* begin RECORDS PROVIDED *

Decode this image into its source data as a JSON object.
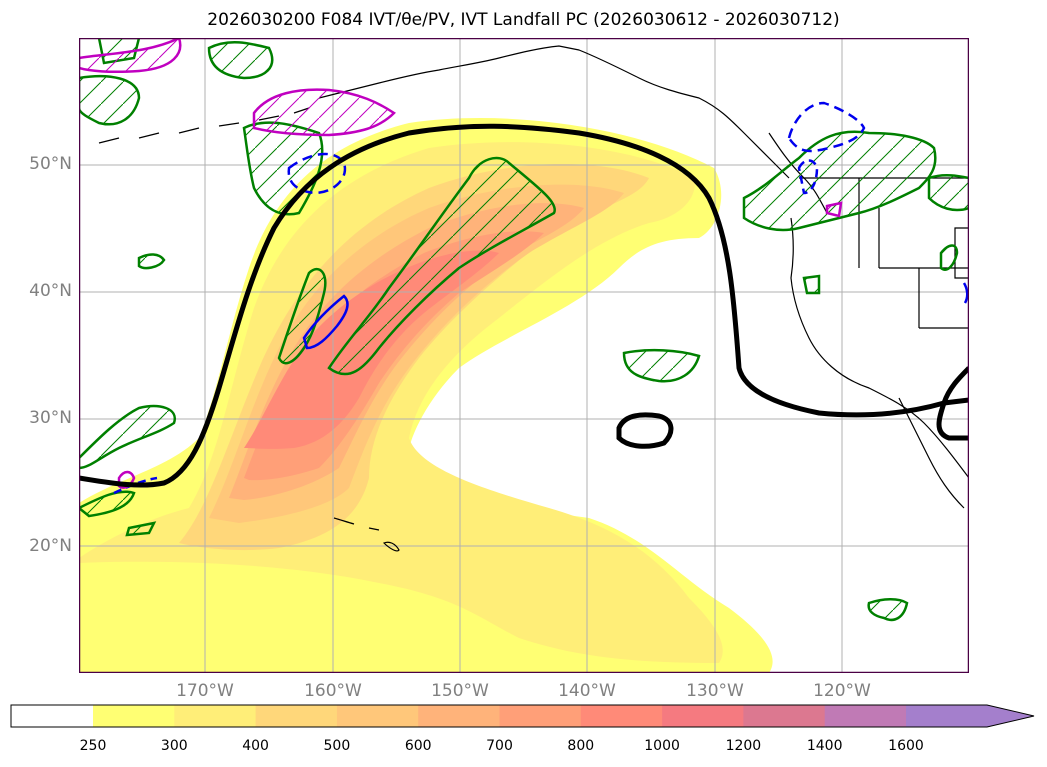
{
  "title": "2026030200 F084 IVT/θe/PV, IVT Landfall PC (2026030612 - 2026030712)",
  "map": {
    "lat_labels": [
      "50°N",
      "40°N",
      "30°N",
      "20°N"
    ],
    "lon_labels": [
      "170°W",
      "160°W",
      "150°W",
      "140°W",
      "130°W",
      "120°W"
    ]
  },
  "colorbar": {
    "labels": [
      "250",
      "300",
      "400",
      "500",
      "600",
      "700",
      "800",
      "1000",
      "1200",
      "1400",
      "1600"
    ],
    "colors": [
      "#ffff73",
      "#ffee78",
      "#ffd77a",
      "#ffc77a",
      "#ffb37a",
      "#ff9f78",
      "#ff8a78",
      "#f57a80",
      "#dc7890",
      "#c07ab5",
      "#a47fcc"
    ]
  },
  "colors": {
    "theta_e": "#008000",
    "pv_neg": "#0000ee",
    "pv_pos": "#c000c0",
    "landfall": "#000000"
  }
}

* end RECORDS PROVIDED *
* begin RECORDS PROVIDED *

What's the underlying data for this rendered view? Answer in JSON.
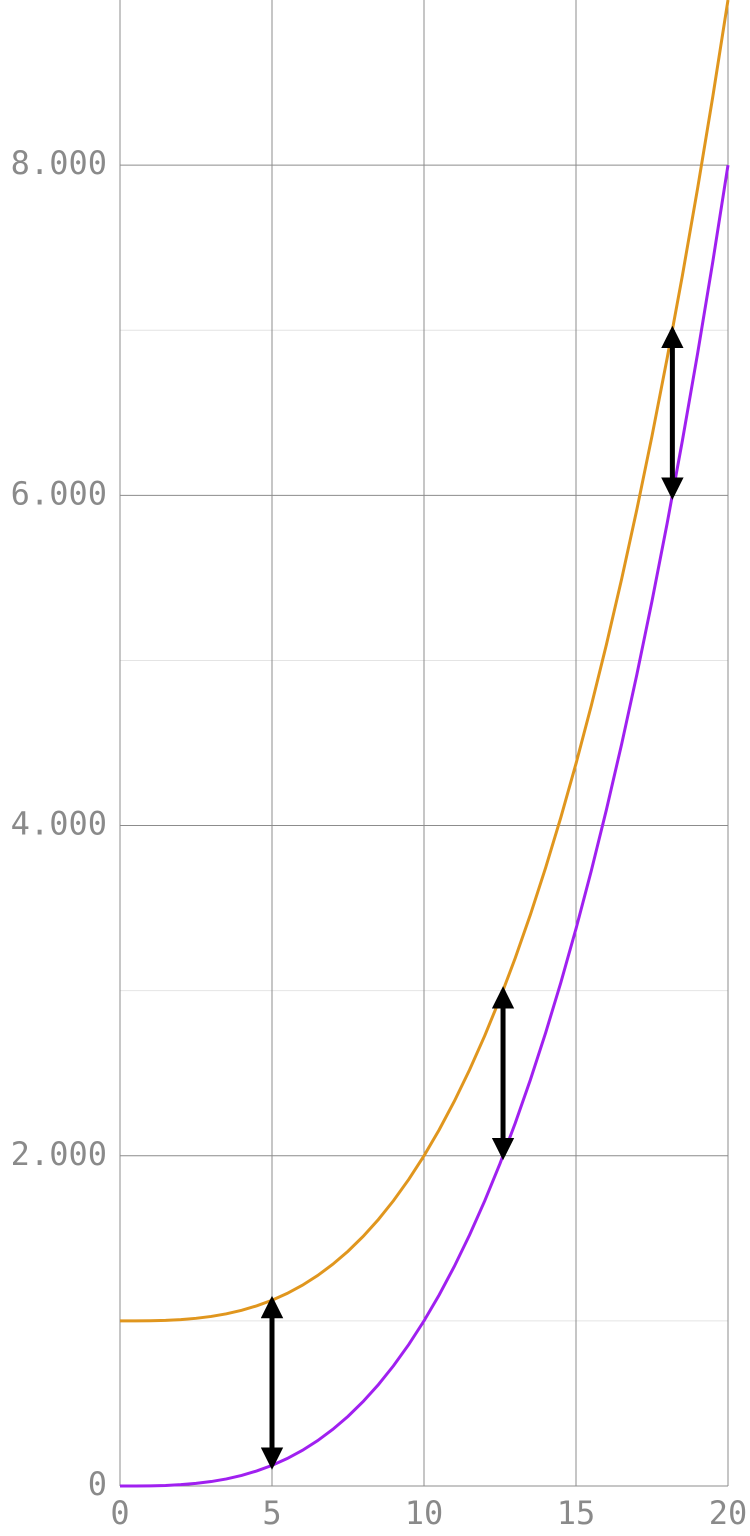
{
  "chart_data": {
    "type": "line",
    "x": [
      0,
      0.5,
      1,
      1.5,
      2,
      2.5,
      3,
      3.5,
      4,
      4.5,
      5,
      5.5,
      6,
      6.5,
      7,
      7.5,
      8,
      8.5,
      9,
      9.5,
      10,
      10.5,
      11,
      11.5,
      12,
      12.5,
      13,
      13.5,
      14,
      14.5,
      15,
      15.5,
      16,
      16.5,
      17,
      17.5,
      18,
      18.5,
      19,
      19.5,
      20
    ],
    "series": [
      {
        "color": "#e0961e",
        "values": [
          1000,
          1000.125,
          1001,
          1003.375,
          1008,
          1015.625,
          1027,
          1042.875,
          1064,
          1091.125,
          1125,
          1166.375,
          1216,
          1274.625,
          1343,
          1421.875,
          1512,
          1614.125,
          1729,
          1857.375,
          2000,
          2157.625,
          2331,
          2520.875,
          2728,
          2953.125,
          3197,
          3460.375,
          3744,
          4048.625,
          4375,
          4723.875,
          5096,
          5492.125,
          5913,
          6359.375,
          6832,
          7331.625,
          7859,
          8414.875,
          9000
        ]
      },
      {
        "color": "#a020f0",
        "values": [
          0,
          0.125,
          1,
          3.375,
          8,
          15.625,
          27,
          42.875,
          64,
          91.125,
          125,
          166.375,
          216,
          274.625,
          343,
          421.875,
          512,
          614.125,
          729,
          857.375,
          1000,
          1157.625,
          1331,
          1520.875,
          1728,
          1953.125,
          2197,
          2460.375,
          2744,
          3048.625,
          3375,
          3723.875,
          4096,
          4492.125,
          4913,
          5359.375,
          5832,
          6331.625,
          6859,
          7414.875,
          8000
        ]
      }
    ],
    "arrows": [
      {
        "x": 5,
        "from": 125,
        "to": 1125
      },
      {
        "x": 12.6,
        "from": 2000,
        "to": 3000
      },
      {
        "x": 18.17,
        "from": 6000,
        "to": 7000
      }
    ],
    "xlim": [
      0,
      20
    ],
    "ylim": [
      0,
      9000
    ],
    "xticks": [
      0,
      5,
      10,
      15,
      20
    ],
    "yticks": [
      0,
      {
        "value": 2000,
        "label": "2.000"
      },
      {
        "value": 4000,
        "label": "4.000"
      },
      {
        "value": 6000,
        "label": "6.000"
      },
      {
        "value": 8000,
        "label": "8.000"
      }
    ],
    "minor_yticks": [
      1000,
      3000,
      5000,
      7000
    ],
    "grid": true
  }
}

* end RECORDS PROVIDED *
* begin RECORDS PROVIDED *

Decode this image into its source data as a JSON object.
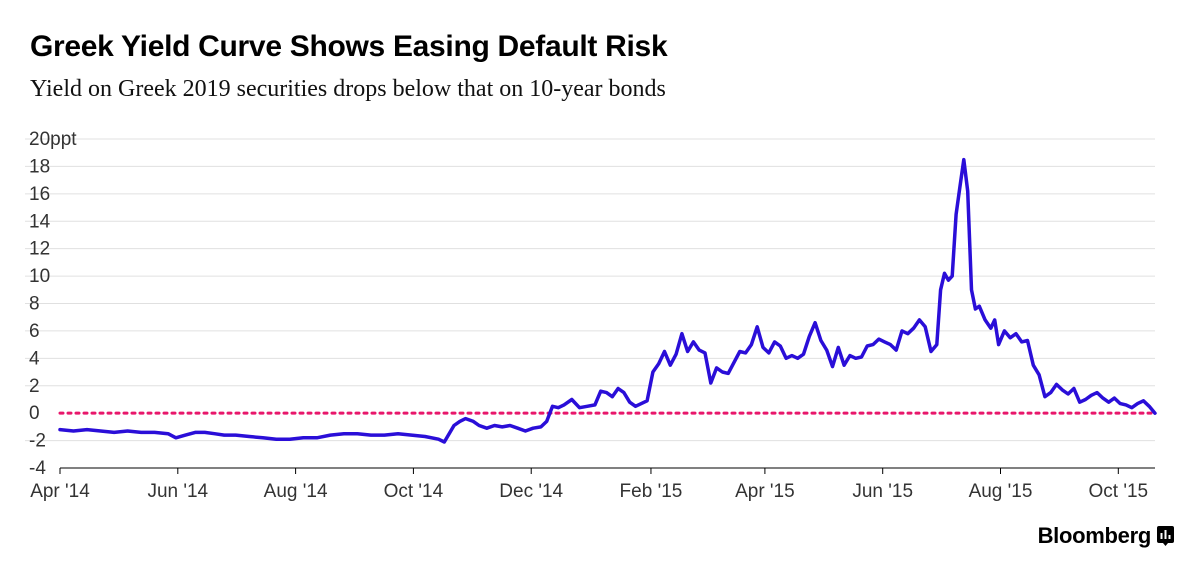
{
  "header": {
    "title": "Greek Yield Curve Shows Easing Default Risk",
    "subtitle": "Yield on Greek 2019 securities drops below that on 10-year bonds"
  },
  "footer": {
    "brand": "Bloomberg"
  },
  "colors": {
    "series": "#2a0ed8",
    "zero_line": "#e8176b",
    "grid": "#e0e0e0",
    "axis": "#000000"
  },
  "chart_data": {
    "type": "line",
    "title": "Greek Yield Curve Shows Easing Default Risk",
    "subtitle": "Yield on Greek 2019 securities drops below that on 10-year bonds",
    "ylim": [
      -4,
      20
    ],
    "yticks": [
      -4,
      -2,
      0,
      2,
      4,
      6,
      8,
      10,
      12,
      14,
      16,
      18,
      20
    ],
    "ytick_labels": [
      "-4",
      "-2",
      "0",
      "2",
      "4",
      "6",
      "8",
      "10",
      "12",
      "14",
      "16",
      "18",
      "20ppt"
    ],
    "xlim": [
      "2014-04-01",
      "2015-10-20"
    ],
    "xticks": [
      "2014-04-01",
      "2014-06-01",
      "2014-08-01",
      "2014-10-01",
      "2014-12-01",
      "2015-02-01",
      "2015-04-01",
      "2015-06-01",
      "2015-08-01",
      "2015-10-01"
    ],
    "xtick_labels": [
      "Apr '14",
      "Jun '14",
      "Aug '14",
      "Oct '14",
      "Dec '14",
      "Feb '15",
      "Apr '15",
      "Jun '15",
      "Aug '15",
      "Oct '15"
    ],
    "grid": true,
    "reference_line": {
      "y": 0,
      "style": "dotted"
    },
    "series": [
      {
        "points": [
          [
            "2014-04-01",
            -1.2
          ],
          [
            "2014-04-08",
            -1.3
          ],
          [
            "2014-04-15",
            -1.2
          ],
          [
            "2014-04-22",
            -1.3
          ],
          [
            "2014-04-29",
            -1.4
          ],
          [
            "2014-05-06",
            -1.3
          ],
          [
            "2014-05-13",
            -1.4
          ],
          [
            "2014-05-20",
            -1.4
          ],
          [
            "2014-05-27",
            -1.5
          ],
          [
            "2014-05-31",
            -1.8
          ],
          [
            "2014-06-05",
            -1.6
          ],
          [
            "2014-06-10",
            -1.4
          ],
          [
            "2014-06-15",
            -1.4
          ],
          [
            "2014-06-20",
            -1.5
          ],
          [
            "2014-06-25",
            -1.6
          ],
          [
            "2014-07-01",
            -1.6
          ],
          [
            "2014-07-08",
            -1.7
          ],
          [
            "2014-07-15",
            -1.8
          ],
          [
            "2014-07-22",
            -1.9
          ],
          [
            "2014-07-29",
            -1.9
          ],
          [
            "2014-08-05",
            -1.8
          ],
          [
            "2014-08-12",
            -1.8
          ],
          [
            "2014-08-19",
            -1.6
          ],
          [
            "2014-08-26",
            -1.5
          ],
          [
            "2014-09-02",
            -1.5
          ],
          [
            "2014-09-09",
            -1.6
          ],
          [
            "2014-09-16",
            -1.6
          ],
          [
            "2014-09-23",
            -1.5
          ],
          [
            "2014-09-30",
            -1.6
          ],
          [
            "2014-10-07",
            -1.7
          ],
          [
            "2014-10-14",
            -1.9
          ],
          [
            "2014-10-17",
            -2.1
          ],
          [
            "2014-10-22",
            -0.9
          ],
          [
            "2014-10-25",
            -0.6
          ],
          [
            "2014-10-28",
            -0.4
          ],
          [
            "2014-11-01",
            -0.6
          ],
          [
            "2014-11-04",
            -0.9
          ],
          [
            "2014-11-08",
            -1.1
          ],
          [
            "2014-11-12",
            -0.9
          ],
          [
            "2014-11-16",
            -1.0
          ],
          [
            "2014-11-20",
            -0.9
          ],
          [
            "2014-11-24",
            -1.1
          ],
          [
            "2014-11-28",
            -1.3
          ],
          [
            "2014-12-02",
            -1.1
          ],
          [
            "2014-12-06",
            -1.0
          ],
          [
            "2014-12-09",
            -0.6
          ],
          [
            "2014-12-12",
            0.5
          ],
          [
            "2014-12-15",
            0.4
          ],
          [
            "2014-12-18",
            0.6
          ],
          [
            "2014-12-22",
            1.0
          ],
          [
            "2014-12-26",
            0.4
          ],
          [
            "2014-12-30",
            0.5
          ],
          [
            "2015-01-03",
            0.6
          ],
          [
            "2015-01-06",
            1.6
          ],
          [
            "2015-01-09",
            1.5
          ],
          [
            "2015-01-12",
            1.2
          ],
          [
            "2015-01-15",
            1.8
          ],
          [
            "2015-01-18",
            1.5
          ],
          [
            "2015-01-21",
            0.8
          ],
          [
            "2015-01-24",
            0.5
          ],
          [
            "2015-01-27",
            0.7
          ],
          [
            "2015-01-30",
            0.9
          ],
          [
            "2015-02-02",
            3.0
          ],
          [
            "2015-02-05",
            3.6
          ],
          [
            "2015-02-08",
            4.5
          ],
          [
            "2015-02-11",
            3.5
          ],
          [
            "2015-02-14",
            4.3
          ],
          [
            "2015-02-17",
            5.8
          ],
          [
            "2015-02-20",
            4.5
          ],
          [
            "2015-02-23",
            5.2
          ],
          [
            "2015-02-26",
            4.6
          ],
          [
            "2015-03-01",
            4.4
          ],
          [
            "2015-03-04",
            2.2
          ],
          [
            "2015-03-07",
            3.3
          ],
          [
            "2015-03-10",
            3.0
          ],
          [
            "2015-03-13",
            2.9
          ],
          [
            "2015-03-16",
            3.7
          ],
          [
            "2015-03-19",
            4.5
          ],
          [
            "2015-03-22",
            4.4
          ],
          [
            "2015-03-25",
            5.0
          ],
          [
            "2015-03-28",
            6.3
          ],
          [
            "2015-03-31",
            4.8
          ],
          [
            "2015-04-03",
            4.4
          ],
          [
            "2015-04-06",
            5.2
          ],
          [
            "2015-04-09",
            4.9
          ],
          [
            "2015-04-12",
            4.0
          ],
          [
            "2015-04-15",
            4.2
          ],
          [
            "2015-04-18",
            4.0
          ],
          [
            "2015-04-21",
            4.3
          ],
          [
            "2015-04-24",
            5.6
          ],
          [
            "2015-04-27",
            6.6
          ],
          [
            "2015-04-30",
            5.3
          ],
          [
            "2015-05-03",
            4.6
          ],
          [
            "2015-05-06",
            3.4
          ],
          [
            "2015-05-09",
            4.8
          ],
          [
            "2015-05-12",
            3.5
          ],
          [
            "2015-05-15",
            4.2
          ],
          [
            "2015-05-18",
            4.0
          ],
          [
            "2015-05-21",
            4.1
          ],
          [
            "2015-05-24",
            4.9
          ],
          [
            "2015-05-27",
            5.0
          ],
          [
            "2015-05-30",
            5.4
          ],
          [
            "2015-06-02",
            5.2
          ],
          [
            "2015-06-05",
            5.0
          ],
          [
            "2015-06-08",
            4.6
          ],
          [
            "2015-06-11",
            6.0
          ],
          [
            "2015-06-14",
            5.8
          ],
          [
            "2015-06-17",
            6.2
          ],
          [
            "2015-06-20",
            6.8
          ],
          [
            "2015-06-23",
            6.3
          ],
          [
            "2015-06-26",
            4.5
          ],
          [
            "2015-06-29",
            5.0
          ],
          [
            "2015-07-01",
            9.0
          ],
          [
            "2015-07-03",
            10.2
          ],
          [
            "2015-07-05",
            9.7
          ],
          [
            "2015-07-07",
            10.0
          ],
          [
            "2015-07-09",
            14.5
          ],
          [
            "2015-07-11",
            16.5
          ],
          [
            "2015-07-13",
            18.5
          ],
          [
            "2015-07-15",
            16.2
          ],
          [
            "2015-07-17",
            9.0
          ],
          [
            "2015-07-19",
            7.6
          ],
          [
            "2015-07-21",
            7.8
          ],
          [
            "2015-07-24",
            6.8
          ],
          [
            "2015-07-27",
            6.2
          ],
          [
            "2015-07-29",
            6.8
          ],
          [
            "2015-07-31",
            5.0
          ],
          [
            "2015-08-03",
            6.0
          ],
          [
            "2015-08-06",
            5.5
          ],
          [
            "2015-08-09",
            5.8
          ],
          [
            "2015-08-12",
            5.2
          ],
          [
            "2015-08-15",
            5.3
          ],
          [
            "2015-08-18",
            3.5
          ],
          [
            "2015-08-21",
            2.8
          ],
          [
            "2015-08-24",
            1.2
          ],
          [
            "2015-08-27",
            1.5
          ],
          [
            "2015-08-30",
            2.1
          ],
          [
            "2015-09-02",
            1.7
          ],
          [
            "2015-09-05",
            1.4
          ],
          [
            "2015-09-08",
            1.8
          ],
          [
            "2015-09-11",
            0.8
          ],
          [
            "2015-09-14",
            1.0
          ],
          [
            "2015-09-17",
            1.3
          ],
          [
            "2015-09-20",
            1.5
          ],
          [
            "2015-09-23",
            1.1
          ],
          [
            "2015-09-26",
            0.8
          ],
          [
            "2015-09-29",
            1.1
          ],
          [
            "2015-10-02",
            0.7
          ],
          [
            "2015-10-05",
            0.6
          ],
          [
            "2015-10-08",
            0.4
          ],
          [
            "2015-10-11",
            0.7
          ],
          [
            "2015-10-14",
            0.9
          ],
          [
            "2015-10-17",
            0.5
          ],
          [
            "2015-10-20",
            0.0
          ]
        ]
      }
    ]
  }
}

* end RECORDS PROVIDED *

> **WHAT THE TASK ASKS**
Copy all lines of the material above where the string "Greek" occurs.

> **RESPONSE**
    "title": "Greek Yield Curve Shows Easing Default Risk",
    "subtitle": "Yield on Greek 2019 securities drops below that on 10-year bonds"
    "title": "Greek Yield Curve Shows Easing Default Risk",
    "subtitle": "Yield on Greek 2019 securities drops below that on 10-year bonds",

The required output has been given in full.